DO THIS ::
Repeat each entry in full, exactly.
---------- INFORMATION PROVIDED
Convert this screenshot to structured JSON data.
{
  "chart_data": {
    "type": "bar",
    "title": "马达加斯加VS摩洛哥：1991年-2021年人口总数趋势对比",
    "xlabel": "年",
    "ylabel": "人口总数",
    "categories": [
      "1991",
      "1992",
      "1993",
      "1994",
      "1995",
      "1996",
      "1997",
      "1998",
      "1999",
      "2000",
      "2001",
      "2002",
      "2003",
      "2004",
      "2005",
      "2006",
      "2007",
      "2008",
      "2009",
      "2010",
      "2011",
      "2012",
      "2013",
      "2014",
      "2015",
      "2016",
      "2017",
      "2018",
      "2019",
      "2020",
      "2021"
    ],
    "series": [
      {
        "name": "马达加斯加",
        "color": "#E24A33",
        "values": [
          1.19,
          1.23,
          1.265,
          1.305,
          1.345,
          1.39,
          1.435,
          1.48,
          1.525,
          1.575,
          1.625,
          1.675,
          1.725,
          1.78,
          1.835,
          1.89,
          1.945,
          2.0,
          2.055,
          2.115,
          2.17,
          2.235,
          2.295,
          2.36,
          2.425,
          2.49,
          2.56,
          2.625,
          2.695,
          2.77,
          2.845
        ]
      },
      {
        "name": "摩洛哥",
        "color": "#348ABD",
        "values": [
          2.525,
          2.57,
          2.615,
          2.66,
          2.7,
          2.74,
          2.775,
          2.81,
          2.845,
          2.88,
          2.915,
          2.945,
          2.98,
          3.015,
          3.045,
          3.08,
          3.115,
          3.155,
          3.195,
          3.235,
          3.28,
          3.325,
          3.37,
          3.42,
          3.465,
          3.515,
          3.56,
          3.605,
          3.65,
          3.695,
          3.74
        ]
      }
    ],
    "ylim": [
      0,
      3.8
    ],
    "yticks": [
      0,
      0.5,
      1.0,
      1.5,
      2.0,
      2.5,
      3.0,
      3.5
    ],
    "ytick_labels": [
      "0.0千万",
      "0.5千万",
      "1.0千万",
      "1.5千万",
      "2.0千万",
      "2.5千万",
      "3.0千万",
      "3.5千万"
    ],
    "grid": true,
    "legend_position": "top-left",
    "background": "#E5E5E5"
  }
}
--------------------
WRITTEN REPLY ::
Convert this screenshot to structured JSON data.
{
  "chart_data": {
    "type": "bar",
    "title": "马达加斯加VS摩洛哥：1991年-2021年人口总数趋势对比",
    "xlabel": "年",
    "ylabel": "人口总数",
    "categories": [
      "1991",
      "1992",
      "1993",
      "1994",
      "1995",
      "1996",
      "1997",
      "1998",
      "1999",
      "2000",
      "2001",
      "2002",
      "2003",
      "2004",
      "2005",
      "2006",
      "2007",
      "2008",
      "2009",
      "2010",
      "2011",
      "2012",
      "2013",
      "2014",
      "2015",
      "2016",
      "2017",
      "2018",
      "2019",
      "2020",
      "2021"
    ],
    "series": [
      {
        "name": "马达加斯加",
        "color": "#E24A33",
        "values": [
          1.19,
          1.23,
          1.265,
          1.305,
          1.345,
          1.39,
          1.435,
          1.48,
          1.525,
          1.575,
          1.625,
          1.675,
          1.725,
          1.78,
          1.835,
          1.89,
          1.945,
          2.0,
          2.055,
          2.115,
          2.17,
          2.235,
          2.295,
          2.36,
          2.425,
          2.49,
          2.56,
          2.625,
          2.695,
          2.77,
          2.845
        ]
      },
      {
        "name": "摩洛哥",
        "color": "#348ABD",
        "values": [
          2.525,
          2.57,
          2.615,
          2.66,
          2.7,
          2.74,
          2.775,
          2.81,
          2.845,
          2.88,
          2.915,
          2.945,
          2.98,
          3.015,
          3.045,
          3.08,
          3.115,
          3.155,
          3.195,
          3.235,
          3.28,
          3.325,
          3.37,
          3.42,
          3.465,
          3.515,
          3.56,
          3.605,
          3.65,
          3.695,
          3.74
        ]
      }
    ],
    "ylim": [
      0,
      3.8
    ],
    "yticks": [
      0,
      0.5,
      1.0,
      1.5,
      2.0,
      2.5,
      3.0,
      3.5
    ],
    "ytick_labels": [
      "0.0千万",
      "0.5千万",
      "1.0千万",
      "1.5千万",
      "2.0千万",
      "2.5千万",
      "3.0千万",
      "3.5千万"
    ],
    "grid": true,
    "legend_position": "top-left",
    "background": "#E5E5E5"
  }
}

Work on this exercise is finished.